## Goal of the exercise
Reproduce each line exactly. Skip none.

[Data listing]
......

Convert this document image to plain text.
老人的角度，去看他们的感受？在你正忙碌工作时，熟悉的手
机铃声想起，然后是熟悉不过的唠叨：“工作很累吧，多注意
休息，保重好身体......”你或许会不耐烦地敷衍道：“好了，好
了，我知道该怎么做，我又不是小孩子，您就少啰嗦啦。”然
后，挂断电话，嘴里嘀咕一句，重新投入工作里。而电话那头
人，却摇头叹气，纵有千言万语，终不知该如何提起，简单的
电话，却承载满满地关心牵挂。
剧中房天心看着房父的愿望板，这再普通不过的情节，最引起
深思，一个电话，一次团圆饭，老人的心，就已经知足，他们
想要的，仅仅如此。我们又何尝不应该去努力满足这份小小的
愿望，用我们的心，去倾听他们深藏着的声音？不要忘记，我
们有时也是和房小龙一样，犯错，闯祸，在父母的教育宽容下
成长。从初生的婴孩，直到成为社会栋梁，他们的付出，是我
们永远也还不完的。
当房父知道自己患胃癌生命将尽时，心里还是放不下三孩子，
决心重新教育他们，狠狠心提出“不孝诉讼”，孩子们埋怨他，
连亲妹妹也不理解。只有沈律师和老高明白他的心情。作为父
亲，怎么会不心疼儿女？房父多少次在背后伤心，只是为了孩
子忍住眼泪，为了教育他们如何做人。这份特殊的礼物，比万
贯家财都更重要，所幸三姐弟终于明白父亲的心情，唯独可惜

......

## Exercise response
Convert this document image to plain text.
老人的角度，去看他们的感受？在你正忙碌工作时，熟悉的手
机铃声想起，然后是熟悉不过的唠叨：“工作很累吧，多注意
休息，保重好身体......”你或许会不耐烦地敷衍道：“好了，好
了，我知道该怎么做，我又不是小孩子，您就少啰嗦啦。”然
后，挂断电话，嘴里嘀咕一句，重新投入工作里。而电话那头
人，却摇头叹气，纵有千言万语，终不知该如何提起，简单的
电话，却承载满满地关心牵挂。
剧中房天心看着房父的愿望板，这再普通不过的情节，最引起
深思，一个电话，一次团圆饭，老人的心，就已经知足，他们
想要的，仅仅如此。我们又何尝不应该去努力满足这份小小的
愿望，用我们的心，去倾听他们深藏着的声音？不要忘记，我
们有时也是和房小龙一样，犯错，闯祸，在父母的教育宽容下
成长。从初生的婴孩，直到成为社会栋梁，他们的付出，是我
们永远也还不完的。
当房父知道自己患胃癌生命将尽时，心里还是放不下三孩子，
决心重新教育他们，狠狠心提出“不孝诉讼”，孩子们埋怨他，
连亲妹妹也不理解。只有沈律师和老高明白他的心情。作为父
亲，怎么会不心疼儿女？房父多少次在背后伤心，只是为了孩
子忍住眼泪，为了教育他们如何做人。这份特殊的礼物，比万
贯家财都更重要，所幸三姐弟终于明白父亲的心情，唯独可惜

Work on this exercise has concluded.